→ **Problem requirements**
Quote the entries that follow exactly, leaving none out.

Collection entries
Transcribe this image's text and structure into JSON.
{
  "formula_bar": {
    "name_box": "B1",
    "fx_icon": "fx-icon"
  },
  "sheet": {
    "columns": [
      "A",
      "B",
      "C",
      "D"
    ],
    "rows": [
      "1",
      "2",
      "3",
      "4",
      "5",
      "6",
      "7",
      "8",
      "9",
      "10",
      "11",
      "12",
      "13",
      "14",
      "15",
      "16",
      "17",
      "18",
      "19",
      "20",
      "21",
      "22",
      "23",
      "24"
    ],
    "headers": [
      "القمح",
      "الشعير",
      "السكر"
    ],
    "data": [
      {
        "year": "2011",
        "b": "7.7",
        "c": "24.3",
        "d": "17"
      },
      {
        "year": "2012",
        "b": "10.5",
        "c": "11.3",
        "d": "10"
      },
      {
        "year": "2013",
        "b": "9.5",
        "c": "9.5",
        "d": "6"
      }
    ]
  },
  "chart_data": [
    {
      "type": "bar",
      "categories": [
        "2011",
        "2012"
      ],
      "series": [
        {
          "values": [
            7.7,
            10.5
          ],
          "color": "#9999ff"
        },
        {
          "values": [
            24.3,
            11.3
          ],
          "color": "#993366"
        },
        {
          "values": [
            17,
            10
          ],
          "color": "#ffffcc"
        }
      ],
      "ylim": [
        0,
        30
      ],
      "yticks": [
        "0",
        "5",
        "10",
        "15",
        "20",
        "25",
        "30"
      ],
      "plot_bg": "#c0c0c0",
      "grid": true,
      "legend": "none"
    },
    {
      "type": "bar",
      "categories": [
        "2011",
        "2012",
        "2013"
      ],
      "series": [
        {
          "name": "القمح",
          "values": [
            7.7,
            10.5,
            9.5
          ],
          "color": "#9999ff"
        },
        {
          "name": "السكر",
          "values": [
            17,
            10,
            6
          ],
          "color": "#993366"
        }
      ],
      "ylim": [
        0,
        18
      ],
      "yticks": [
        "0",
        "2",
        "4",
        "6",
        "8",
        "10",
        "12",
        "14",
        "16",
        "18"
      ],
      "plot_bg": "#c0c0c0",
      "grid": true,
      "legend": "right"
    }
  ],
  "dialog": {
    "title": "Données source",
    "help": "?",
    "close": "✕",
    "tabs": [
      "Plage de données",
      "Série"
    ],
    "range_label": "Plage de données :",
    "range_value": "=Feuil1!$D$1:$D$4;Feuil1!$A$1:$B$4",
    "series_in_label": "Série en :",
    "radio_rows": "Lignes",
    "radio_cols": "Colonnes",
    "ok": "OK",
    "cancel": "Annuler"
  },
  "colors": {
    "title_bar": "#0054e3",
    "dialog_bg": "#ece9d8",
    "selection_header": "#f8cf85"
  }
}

→ **Written reply**
Transcribe this image's text and structure into JSON.
{
  "formula_bar": {
    "name_box": "B1",
    "fx_icon": "fx-icon"
  },
  "sheet": {
    "columns": [
      "A",
      "B",
      "C",
      "D"
    ],
    "rows": [
      "1",
      "2",
      "3",
      "4",
      "5",
      "6",
      "7",
      "8",
      "9",
      "10",
      "11",
      "12",
      "13",
      "14",
      "15",
      "16",
      "17",
      "18",
      "19",
      "20",
      "21",
      "22",
      "23",
      "24"
    ],
    "headers": [
      "القمح",
      "الشعير",
      "السكر"
    ],
    "data": [
      {
        "year": "2011",
        "b": "7.7",
        "c": "24.3",
        "d": "17"
      },
      {
        "year": "2012",
        "b": "10.5",
        "c": "11.3",
        "d": "10"
      },
      {
        "year": "2013",
        "b": "9.5",
        "c": "9.5",
        "d": "6"
      }
    ]
  },
  "chart_data": [
    {
      "type": "bar",
      "categories": [
        "2011",
        "2012"
      ],
      "series": [
        {
          "values": [
            7.7,
            10.5
          ],
          "color": "#9999ff"
        },
        {
          "values": [
            24.3,
            11.3
          ],
          "color": "#993366"
        },
        {
          "values": [
            17,
            10
          ],
          "color": "#ffffcc"
        }
      ],
      "ylim": [
        0,
        30
      ],
      "yticks": [
        "0",
        "5",
        "10",
        "15",
        "20",
        "25",
        "30"
      ],
      "plot_bg": "#c0c0c0",
      "grid": true,
      "legend": "none"
    },
    {
      "type": "bar",
      "categories": [
        "2011",
        "2012",
        "2013"
      ],
      "series": [
        {
          "name": "القمح",
          "values": [
            7.7,
            10.5,
            9.5
          ],
          "color": "#9999ff"
        },
        {
          "name": "السكر",
          "values": [
            17,
            10,
            6
          ],
          "color": "#993366"
        }
      ],
      "ylim": [
        0,
        18
      ],
      "yticks": [
        "0",
        "2",
        "4",
        "6",
        "8",
        "10",
        "12",
        "14",
        "16",
        "18"
      ],
      "plot_bg": "#c0c0c0",
      "grid": true,
      "legend": "right"
    }
  ],
  "dialog": {
    "title": "Données source",
    "help": "?",
    "close": "✕",
    "tabs": [
      "Plage de données",
      "Série"
    ],
    "range_label": "Plage de données :",
    "range_value": "=Feuil1!$D$1:$D$4;Feuil1!$A$1:$B$4",
    "series_in_label": "Série en :",
    "radio_rows": "Lignes",
    "radio_cols": "Colonnes",
    "ok": "OK",
    "cancel": "Annuler"
  },
  "colors": {
    "title_bar": "#0054e3",
    "dialog_bg": "#ece9d8",
    "selection_header": "#f8cf85"
  }
}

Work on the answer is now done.